STORED DATA »
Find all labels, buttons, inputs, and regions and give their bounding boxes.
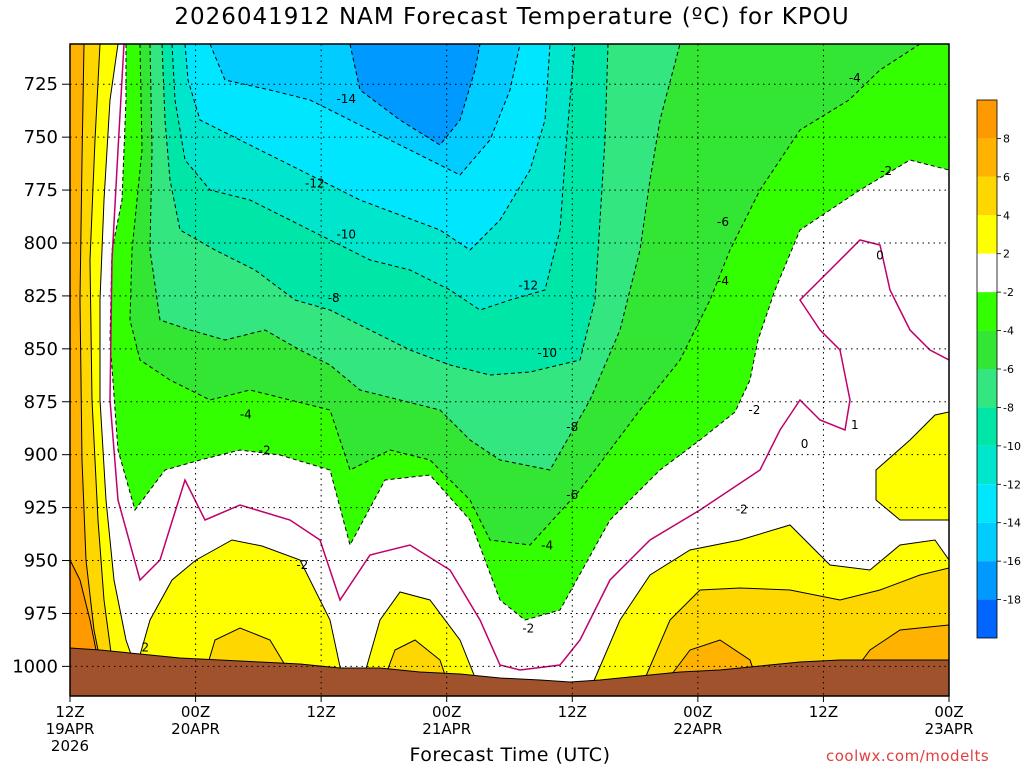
x-tick-label: 21APR bbox=[422, 720, 471, 738]
colorbar-label: -12 bbox=[1003, 478, 1021, 491]
freezing-line bbox=[109, 44, 949, 671]
contour-label: -4 bbox=[240, 407, 252, 421]
contour-label: 0 bbox=[876, 249, 884, 263]
colorbar-label: -18 bbox=[1003, 594, 1021, 607]
colorbar-label: -4 bbox=[1003, 325, 1014, 338]
colorbar-label: -14 bbox=[1003, 517, 1021, 530]
colorbar-label: 4 bbox=[1003, 209, 1010, 222]
contour-label: -10 bbox=[336, 228, 356, 242]
colorbar-label: -16 bbox=[1003, 555, 1021, 568]
y-tick-label: 1000 bbox=[12, 656, 58, 677]
colorbar-swatch bbox=[977, 484, 997, 523]
contour-labels: -14 -12 -10 -8 -4 -2 -2 2 -12 -10 -8 -6 -4 -2 -6 -4 -2 -2… bbox=[142, 71, 893, 654]
contour-label: -12 bbox=[519, 278, 539, 292]
contour-label: 0 bbox=[801, 437, 809, 451]
colorbar-swatch bbox=[977, 445, 997, 485]
y-tick-label: 900 bbox=[24, 445, 58, 466]
contour-label: -6 bbox=[717, 215, 729, 229]
contour-label: -12 bbox=[305, 177, 325, 191]
y-tick-label: 800 bbox=[24, 233, 58, 254]
chart-title: 2026041912 NAM Forecast Temperature (ºC)… bbox=[174, 4, 850, 30]
y-tick-label: 975 bbox=[24, 603, 58, 624]
colorbar-label: 6 bbox=[1003, 171, 1010, 184]
contour-label: -2 bbox=[259, 443, 271, 457]
y-tick-label: 950 bbox=[24, 551, 58, 572]
plot-frame bbox=[69, 43, 950, 697]
x-tick-label: 12Z bbox=[558, 703, 587, 721]
y-tick-label: 775 bbox=[24, 180, 58, 201]
colorbar-label: -6 bbox=[1003, 363, 1014, 376]
contour-label: -4 bbox=[849, 71, 861, 85]
y-tick-label: 825 bbox=[24, 286, 58, 307]
contour-label: -6 bbox=[566, 488, 578, 502]
x-tick-label: 20APR bbox=[171, 720, 220, 738]
colorbar-swatch bbox=[977, 100, 997, 139]
y-tick-label: 875 bbox=[24, 392, 58, 413]
colorbar-swatch bbox=[977, 330, 997, 369]
colorbar-swatch bbox=[977, 138, 997, 177]
y-tick-label: 750 bbox=[24, 127, 58, 148]
contour-label: 2 bbox=[142, 640, 150, 654]
contour-label: -2 bbox=[736, 503, 748, 517]
colorbar-swatch bbox=[977, 176, 997, 216]
contour-label: 1 bbox=[851, 418, 859, 432]
y-tick-label: 850 bbox=[24, 339, 58, 360]
x-tick-label: 23APR bbox=[925, 720, 974, 738]
band-minus16-to-minus18 bbox=[349, 44, 481, 146]
x-tick-label: 00Z bbox=[432, 703, 461, 721]
colorbar-swatch bbox=[977, 561, 997, 600]
contour-label: -2 bbox=[880, 164, 892, 178]
x-tick-label: 00Z bbox=[934, 703, 963, 721]
contour-label: -2 bbox=[748, 403, 760, 417]
x-tick-label: 12Z bbox=[306, 703, 335, 721]
colorbar: 8 6 4 2 -2 -4 -6 -8 -10 -12 -14 -16 -18 bbox=[976, 99, 1021, 639]
colorbar-swatch bbox=[977, 253, 997, 293]
x-tick-label: 00Z bbox=[683, 703, 712, 721]
contour-label: -10 bbox=[537, 346, 557, 360]
colorbar-swatch bbox=[977, 599, 997, 638]
colorbar-swatch bbox=[977, 369, 997, 408]
source-credit: coolwx.com/modelts bbox=[826, 747, 990, 765]
colorbar-swatch bbox=[977, 292, 997, 331]
terrain bbox=[70, 647, 949, 696]
colorbar-swatch bbox=[977, 215, 997, 254]
contour-label: -2 bbox=[522, 621, 534, 635]
x-tick-label: 00Z bbox=[181, 703, 210, 721]
y-tick-label: 925 bbox=[24, 498, 58, 519]
colorbar-label: 8 bbox=[1003, 132, 1010, 145]
contour-label: -8 bbox=[328, 291, 340, 305]
colorbar-swatch bbox=[977, 522, 997, 562]
colorbar-swatch bbox=[977, 407, 997, 446]
x-tick-label: 19APR bbox=[46, 720, 95, 738]
colorbar-label: 2 bbox=[1003, 248, 1010, 261]
y-tick-label: 725 bbox=[24, 74, 58, 95]
colorbar-label: -8 bbox=[1003, 401, 1014, 414]
plot-area bbox=[70, 44, 949, 696]
contour-label: -2 bbox=[296, 558, 308, 572]
band-8-plus bbox=[70, 559, 97, 659]
x-tick-label: 12Z bbox=[55, 703, 84, 721]
grid-lines bbox=[69, 44, 950, 696]
x-tick-label: 22APR bbox=[673, 720, 722, 738]
band-4-to-6 bbox=[70, 44, 949, 696]
colorbar-label: -10 bbox=[1003, 440, 1021, 453]
colorbar-label: -2 bbox=[1003, 286, 1014, 299]
x-tick-label: 12Z bbox=[809, 703, 838, 721]
contour-label: -14 bbox=[336, 92, 356, 106]
contour-label: -8 bbox=[566, 420, 578, 434]
x-axis-title: Forecast Time (UTC) bbox=[409, 744, 611, 766]
y-axis: 725 750 775 800 825 850 875 900 925 950 975 1000 bbox=[12, 74, 70, 677]
contour-label: -4 bbox=[717, 274, 729, 288]
contour-label: -4 bbox=[541, 539, 553, 553]
x-tick-label: 2026 bbox=[51, 737, 89, 755]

TASK DESCRIPTION »
How many of the lines above contain the string "band"? Reply with the number only.

SOLUTION TO THIS EXERCISE »
3